• _What you have to do_:
From the line that contains "Output a JSON" through the closing line of the entries, write out each line exactly; pictures stay out.

[Recorded data]
(begin)

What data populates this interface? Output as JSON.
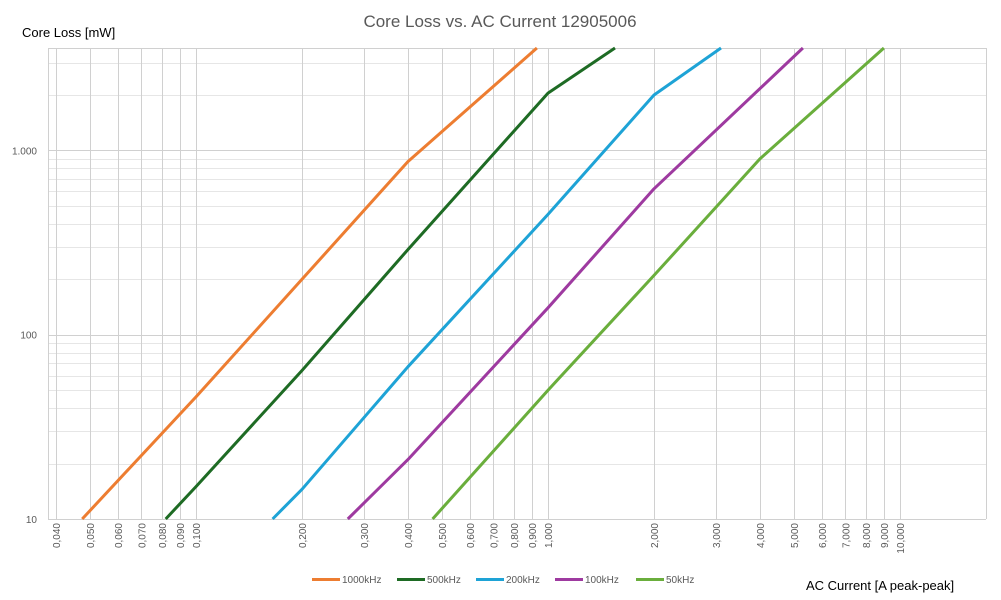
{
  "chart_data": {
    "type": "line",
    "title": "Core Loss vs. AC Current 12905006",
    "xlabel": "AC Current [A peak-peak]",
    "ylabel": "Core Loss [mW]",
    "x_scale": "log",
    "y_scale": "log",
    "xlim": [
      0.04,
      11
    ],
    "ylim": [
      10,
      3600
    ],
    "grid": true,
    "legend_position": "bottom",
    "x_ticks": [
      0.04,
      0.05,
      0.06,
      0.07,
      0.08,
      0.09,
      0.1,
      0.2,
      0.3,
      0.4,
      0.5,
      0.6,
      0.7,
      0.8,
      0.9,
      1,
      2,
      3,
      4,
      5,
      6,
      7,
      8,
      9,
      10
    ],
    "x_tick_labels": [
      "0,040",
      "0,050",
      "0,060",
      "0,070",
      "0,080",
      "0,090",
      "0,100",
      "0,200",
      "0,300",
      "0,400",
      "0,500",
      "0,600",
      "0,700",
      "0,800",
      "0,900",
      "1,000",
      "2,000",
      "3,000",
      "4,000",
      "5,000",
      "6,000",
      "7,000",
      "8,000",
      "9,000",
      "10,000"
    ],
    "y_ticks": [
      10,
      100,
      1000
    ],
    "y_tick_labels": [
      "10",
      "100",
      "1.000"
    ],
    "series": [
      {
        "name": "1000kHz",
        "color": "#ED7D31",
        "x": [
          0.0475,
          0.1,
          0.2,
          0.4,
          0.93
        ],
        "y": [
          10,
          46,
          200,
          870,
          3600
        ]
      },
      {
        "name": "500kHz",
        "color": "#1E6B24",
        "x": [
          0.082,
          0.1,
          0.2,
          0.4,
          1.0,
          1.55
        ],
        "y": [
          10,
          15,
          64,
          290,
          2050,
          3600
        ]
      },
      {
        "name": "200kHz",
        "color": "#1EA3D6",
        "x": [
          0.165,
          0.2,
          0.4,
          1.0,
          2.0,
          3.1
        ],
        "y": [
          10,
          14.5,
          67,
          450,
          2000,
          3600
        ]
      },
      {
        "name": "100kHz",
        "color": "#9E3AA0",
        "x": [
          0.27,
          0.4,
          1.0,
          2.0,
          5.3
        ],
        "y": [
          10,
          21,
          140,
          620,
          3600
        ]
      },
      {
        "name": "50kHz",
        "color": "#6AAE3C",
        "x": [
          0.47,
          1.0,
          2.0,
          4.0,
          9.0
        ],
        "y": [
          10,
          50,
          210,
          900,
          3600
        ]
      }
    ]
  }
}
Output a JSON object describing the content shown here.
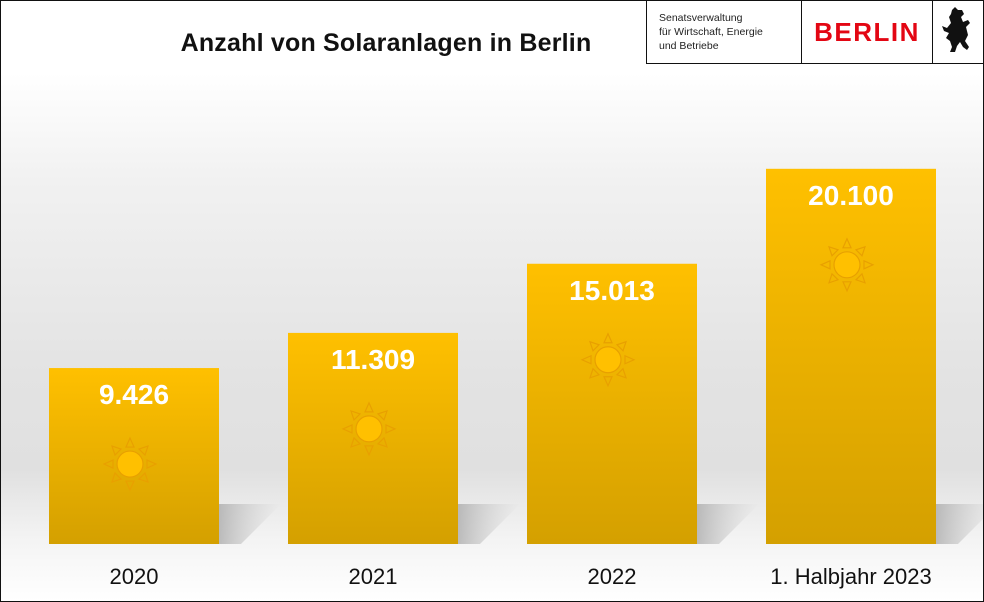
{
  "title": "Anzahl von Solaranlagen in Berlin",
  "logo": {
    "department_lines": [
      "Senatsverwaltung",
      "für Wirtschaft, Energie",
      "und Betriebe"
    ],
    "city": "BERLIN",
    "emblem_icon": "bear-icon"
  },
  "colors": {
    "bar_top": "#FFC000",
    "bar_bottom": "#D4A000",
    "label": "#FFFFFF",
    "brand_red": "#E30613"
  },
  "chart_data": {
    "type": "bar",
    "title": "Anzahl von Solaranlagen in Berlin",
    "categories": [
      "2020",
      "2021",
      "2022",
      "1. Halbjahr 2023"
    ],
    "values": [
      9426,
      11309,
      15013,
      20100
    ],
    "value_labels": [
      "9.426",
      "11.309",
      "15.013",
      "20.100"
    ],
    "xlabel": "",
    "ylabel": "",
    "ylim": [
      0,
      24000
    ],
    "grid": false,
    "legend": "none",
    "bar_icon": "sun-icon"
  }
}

(end)

• _The reply_:
Output a JSON object describing the content shown here.
{
  "title": "Anzahl von Solaranlagen in Berlin",
  "logo": {
    "department_lines": [
      "Senatsverwaltung",
      "für Wirtschaft, Energie",
      "und Betriebe"
    ],
    "city": "BERLIN",
    "emblem_icon": "bear-icon"
  },
  "colors": {
    "bar_top": "#FFC000",
    "bar_bottom": "#D4A000",
    "label": "#FFFFFF",
    "brand_red": "#E30613"
  },
  "chart_data": {
    "type": "bar",
    "title": "Anzahl von Solaranlagen in Berlin",
    "categories": [
      "2020",
      "2021",
      "2022",
      "1. Halbjahr 2023"
    ],
    "values": [
      9426,
      11309,
      15013,
      20100
    ],
    "value_labels": [
      "9.426",
      "11.309",
      "15.013",
      "20.100"
    ],
    "xlabel": "",
    "ylabel": "",
    "ylim": [
      0,
      24000
    ],
    "grid": false,
    "legend": "none",
    "bar_icon": "sun-icon"
  }
}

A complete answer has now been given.